- TASK PROMPT:
Give the number of lines that include the word "Arrival", nothing more.
## Begin DATA SECTION
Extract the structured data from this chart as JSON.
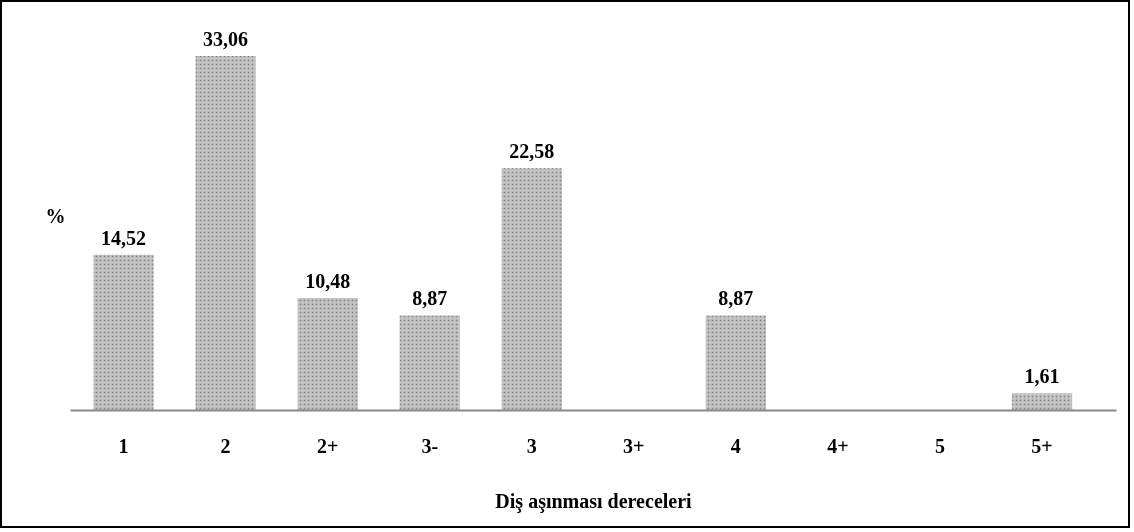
{
  "chart_data": {
    "type": "bar",
    "xlabel": "Diş aşınması dereceleri",
    "ylabel": "%",
    "categories": [
      "1",
      "2",
      "2+",
      "3-",
      "3",
      "3+",
      "4",
      "4+",
      "5",
      "5+"
    ],
    "values": [
      14.52,
      33.06,
      10.48,
      8.87,
      22.58,
      null,
      8.87,
      null,
      null,
      1.61
    ],
    "value_labels": [
      "14,52",
      "33,06",
      "10,48",
      "8,87",
      "22,58",
      null,
      "8,87",
      null,
      null,
      "1,61"
    ],
    "color": "#c4c4c4",
    "grid": false
  }
}
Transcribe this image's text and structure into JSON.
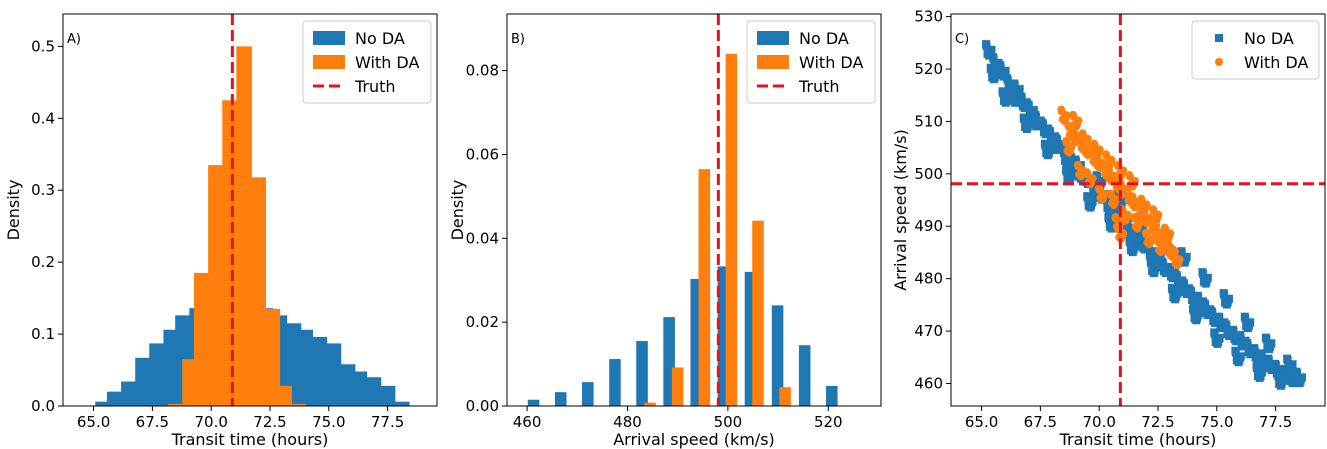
{
  "colors": {
    "no_da": "#1f77b4",
    "with_da": "#ff7f0e",
    "truth": "#e8101e"
  },
  "chart_data": [
    {
      "type": "bar",
      "panel_label": "A)",
      "xlabel": "Transit time (hours)",
      "ylabel": "Density",
      "xlim": [
        63.7,
        79.6
      ],
      "ylim": [
        0,
        0.545
      ],
      "xticks": [
        65.0,
        67.5,
        70.0,
        72.5,
        75.0,
        77.5
      ],
      "xtick_labels": [
        "65.0",
        "67.5",
        "70.0",
        "72.5",
        "75.0",
        "77.5"
      ],
      "yticks": [
        0.0,
        0.1,
        0.2,
        0.3,
        0.4,
        0.5
      ],
      "ytick_labels": [
        "0.0",
        "0.1",
        "0.2",
        "0.3",
        "0.4",
        "0.5"
      ],
      "bin_width": 0.66,
      "series": [
        {
          "name": "No DA",
          "color": "#1f77b4",
          "x": [
            65.4,
            65.9,
            66.5,
            67.1,
            67.7,
            68.3,
            68.8,
            69.4,
            70.0,
            70.5,
            71.1,
            71.7,
            72.3,
            72.9,
            73.5,
            74.0,
            74.6,
            75.2,
            75.8,
            76.3,
            76.9,
            77.5,
            78.1
          ],
          "values": [
            0.006,
            0.02,
            0.034,
            0.067,
            0.087,
            0.106,
            0.126,
            0.136,
            0.146,
            0.155,
            0.146,
            0.155,
            0.136,
            0.126,
            0.115,
            0.106,
            0.096,
            0.087,
            0.058,
            0.048,
            0.04,
            0.028,
            0.006
          ]
        },
        {
          "name": "With DA",
          "color": "#ff7f0e",
          "x": [
            68.5,
            69.1,
            69.6,
            70.2,
            70.8,
            71.4,
            72.0,
            72.6,
            73.1,
            73.7
          ],
          "values": [
            0.003,
            0.065,
            0.185,
            0.335,
            0.425,
            0.5,
            0.318,
            0.135,
            0.028,
            0.003
          ]
        }
      ],
      "truth": {
        "name": "Truth",
        "x": 70.9
      },
      "legend": {
        "location": "upper right",
        "entries": [
          "No DA",
          "With DA",
          "Truth"
        ]
      }
    },
    {
      "type": "bar",
      "panel_label": "B)",
      "xlabel": "Arrival speed (km/s)",
      "ylabel": "Density",
      "xlim": [
        456.0,
        530.5
      ],
      "ylim": [
        0,
        0.0935
      ],
      "xticks": [
        460,
        480,
        500,
        520
      ],
      "xtick_labels": [
        "460",
        "480",
        "500",
        "520"
      ],
      "yticks": [
        0.0,
        0.02,
        0.04,
        0.06,
        0.08
      ],
      "ytick_labels": [
        "0.00",
        "0.02",
        "0.04",
        "0.06",
        "0.08"
      ],
      "bin_width": 2.3,
      "series": [
        {
          "name": "No DA",
          "color": "#1f77b4",
          "x": [
            461.3,
            466.7,
            472.1,
            477.5,
            482.9,
            488.3,
            493.7,
            499.1,
            504.5,
            509.9,
            515.3,
            520.7
          ],
          "values": [
            0.0015,
            0.0033,
            0.0057,
            0.0112,
            0.0155,
            0.0212,
            0.0303,
            0.0333,
            0.032,
            0.024,
            0.0145,
            0.0048
          ]
        },
        {
          "name": "With DA",
          "color": "#ff7f0e",
          "x": [
            484.5,
            490.0,
            495.3,
            500.7,
            506.0,
            511.4
          ],
          "values": [
            0.0008,
            0.0092,
            0.0565,
            0.084,
            0.0442,
            0.0045
          ]
        }
      ],
      "truth": {
        "name": "Truth",
        "x": 498.1
      },
      "legend": {
        "location": "upper right",
        "entries": [
          "No DA",
          "With DA",
          "Truth"
        ]
      }
    },
    {
      "type": "scatter",
      "panel_label": "C)",
      "xlabel": "Transit time (hours)",
      "ylabel": "Arrival speed (km/s)",
      "xlim": [
        63.7,
        79.6
      ],
      "ylim": [
        455.7,
        530.5
      ],
      "xticks": [
        65.0,
        67.5,
        70.0,
        72.5,
        75.0,
        77.5
      ],
      "xtick_labels": [
        "65.0",
        "67.5",
        "70.0",
        "72.5",
        "75.0",
        "77.5"
      ],
      "yticks": [
        460,
        470,
        480,
        490,
        500,
        510,
        520,
        530
      ],
      "ytick_labels": [
        "460",
        "470",
        "480",
        "490",
        "500",
        "510",
        "520",
        "530"
      ],
      "series": [
        {
          "name": "No DA",
          "color": "#1f77b4",
          "marker": "square",
          "x": [
            65.3,
            65.6,
            65.9,
            66.2,
            66.5,
            66.8,
            67.1,
            67.4,
            67.7,
            68.0,
            68.3,
            68.6,
            68.9,
            69.2,
            69.5,
            69.8,
            70.1,
            70.4,
            70.7,
            71.0,
            71.3,
            71.6,
            71.9,
            72.2,
            72.5,
            72.8,
            73.1,
            73.4,
            73.7,
            74.0,
            74.3,
            74.6,
            74.9,
            75.2,
            75.5,
            75.8,
            76.1,
            76.4,
            76.7,
            77.0,
            77.3,
            77.6,
            77.9,
            78.2,
            78.5,
            65.5,
            66.0,
            66.4,
            66.9,
            67.3,
            67.8,
            68.2,
            68.7,
            69.1,
            69.6,
            70.0,
            70.5,
            70.9,
            71.4,
            71.8,
            72.3,
            72.7,
            73.2,
            73.6,
            74.1,
            74.5,
            75.0,
            75.4,
            75.9,
            76.3,
            76.8,
            77.2,
            77.7,
            78.1
          ],
          "y": [
            523.5,
            521.0,
            519.5,
            517.0,
            516.0,
            513.5,
            512.0,
            510.0,
            508.5,
            507.0,
            505.5,
            503.0,
            502.0,
            500.0,
            499.0,
            497.0,
            496.0,
            494.0,
            492.5,
            491.0,
            489.5,
            488.0,
            486.5,
            485.0,
            484.0,
            482.0,
            481.0,
            479.5,
            478.0,
            476.5,
            475.5,
            474.0,
            472.5,
            471.5,
            470.0,
            469.0,
            468.0,
            466.5,
            465.5,
            464.5,
            463.5,
            462.5,
            461.5,
            461.0,
            461.0,
            519.0,
            514.5,
            514.5,
            509.5,
            510.0,
            504.5,
            505.5,
            499.5,
            501.5,
            494.5,
            498.5,
            490.5,
            495.0,
            486.0,
            490.5,
            482.0,
            487.5,
            477.0,
            484.0,
            473.0,
            480.0,
            468.5,
            476.0,
            465.0,
            471.5,
            462.0,
            467.5,
            460.5,
            463.5
          ]
        },
        {
          "name": "With DA",
          "color": "#ff7f0e",
          "marker": "circle",
          "x": [
            68.5,
            68.8,
            69.0,
            69.3,
            69.5,
            69.8,
            70.0,
            70.3,
            70.5,
            70.8,
            71.0,
            71.3,
            71.5,
            71.8,
            72.0,
            72.3,
            72.5,
            72.8,
            73.0,
            73.3,
            68.7,
            69.2,
            69.6,
            70.1,
            70.6,
            71.1,
            71.6,
            72.1,
            72.6,
            73.1,
            69.0,
            69.4,
            69.9,
            70.4,
            70.9,
            71.4,
            71.9,
            72.4,
            72.9,
            70.8,
            70.9
          ],
          "y": [
            511.0,
            508.0,
            507.0,
            505.5,
            504.5,
            503.0,
            502.0,
            500.5,
            499.5,
            498.0,
            497.0,
            495.5,
            494.5,
            493.0,
            491.5,
            490.0,
            488.5,
            487.0,
            485.5,
            483.5,
            505.0,
            500.5,
            499.0,
            496.0,
            495.0,
            492.0,
            490.5,
            487.5,
            486.0,
            485.0,
            510.0,
            506.5,
            504.5,
            502.5,
            500.5,
            498.5,
            494.0,
            492.0,
            488.5,
            490.5,
            488.5
          ]
        }
      ],
      "truth": {
        "name": "Truth",
        "x": 70.9,
        "y": 498.1
      },
      "legend": {
        "location": "upper right",
        "entries": [
          "No DA",
          "With DA"
        ]
      }
    }
  ]
}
## End DATA SECTION
- EXERCISE ANSWER:
2